__Do this__
Copy out every line in which the string "downloader" occurs.

(Stored dataset items)
★ ★ ★ ★
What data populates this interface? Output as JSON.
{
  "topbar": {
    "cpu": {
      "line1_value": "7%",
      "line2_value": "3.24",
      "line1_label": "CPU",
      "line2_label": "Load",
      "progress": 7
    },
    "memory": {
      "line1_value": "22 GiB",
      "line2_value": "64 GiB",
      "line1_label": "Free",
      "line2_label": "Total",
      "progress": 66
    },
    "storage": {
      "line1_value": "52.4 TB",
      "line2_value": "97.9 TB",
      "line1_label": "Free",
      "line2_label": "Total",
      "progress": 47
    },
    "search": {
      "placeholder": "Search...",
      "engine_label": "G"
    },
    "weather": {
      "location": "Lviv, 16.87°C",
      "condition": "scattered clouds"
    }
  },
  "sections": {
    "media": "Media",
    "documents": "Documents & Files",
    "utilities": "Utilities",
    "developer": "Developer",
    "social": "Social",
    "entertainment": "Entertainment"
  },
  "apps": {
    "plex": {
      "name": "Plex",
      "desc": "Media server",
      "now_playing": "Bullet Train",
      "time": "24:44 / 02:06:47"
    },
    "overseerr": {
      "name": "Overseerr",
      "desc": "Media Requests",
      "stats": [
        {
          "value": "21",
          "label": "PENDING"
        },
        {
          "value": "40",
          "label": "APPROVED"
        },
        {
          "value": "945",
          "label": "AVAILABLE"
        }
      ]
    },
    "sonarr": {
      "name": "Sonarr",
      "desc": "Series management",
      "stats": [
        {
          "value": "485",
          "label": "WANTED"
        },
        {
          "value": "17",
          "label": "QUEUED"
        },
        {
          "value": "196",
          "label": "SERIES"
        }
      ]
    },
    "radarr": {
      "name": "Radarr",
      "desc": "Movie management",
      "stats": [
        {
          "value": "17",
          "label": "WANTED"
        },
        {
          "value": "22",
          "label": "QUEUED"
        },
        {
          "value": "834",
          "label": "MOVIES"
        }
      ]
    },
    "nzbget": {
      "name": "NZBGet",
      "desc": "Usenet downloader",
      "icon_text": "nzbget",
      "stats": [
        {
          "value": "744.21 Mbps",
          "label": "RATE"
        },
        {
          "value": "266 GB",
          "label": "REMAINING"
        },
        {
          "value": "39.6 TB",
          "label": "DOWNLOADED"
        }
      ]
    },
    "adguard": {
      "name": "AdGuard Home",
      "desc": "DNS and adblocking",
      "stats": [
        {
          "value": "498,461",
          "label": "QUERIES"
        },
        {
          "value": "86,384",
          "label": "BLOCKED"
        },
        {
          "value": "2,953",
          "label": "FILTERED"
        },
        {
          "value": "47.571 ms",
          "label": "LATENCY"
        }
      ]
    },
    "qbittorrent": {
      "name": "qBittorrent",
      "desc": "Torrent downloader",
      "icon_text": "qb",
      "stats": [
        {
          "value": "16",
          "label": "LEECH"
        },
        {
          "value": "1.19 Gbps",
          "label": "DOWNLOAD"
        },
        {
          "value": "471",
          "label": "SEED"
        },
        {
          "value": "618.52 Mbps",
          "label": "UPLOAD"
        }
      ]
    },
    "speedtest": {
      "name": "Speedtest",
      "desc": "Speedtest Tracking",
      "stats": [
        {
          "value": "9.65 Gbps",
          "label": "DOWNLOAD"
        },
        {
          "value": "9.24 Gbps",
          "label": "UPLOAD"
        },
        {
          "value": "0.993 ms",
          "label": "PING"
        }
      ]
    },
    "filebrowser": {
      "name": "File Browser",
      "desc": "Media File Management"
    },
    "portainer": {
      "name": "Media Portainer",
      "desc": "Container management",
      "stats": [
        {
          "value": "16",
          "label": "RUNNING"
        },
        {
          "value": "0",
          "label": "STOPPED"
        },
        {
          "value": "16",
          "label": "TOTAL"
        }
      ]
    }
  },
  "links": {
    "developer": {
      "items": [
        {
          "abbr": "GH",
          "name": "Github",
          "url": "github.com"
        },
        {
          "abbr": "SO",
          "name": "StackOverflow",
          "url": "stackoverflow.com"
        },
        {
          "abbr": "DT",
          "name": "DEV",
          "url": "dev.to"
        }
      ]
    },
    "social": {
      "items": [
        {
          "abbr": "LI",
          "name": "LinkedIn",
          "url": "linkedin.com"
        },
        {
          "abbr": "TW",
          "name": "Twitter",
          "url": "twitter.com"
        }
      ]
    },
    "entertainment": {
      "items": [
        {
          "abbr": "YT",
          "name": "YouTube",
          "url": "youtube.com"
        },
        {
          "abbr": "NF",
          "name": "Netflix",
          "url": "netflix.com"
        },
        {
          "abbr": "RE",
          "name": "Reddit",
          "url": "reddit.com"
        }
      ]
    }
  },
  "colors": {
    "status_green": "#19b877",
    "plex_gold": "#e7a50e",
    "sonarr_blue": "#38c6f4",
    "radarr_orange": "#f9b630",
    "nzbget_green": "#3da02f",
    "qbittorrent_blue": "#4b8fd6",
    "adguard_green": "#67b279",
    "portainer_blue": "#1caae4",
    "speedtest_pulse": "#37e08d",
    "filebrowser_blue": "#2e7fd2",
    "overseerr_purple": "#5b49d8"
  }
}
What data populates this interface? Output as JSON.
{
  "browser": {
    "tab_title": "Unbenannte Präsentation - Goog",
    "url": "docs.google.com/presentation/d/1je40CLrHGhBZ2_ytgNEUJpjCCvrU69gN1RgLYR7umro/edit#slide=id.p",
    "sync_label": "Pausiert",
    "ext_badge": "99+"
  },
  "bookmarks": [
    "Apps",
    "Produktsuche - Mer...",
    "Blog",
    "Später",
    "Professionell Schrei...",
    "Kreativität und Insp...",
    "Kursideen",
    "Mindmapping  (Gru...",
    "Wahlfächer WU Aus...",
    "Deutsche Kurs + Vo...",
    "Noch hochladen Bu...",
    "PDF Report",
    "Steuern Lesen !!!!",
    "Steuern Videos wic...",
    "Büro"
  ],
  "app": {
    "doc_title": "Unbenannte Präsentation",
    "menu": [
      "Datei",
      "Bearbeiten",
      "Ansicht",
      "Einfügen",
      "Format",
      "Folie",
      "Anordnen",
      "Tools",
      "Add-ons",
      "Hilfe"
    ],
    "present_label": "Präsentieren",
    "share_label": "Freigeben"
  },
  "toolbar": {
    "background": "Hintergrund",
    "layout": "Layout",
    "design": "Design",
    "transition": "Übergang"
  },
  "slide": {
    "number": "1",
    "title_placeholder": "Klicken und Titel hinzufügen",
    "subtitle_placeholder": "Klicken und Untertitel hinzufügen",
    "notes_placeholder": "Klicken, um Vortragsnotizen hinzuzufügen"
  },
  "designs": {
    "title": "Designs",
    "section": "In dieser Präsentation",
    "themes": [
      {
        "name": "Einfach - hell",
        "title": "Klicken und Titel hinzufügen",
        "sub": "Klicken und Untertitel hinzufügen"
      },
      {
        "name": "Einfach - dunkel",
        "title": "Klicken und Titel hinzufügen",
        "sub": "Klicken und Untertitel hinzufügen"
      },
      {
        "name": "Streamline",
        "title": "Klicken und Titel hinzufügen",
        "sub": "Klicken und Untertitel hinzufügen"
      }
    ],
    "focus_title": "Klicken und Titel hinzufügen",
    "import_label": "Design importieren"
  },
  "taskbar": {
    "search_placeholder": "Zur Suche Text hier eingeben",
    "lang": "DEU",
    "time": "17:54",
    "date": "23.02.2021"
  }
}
★ ★ ★ ★
__Solution__
      "desc": "Usenet downloader",
      "desc": "Torrent downloader",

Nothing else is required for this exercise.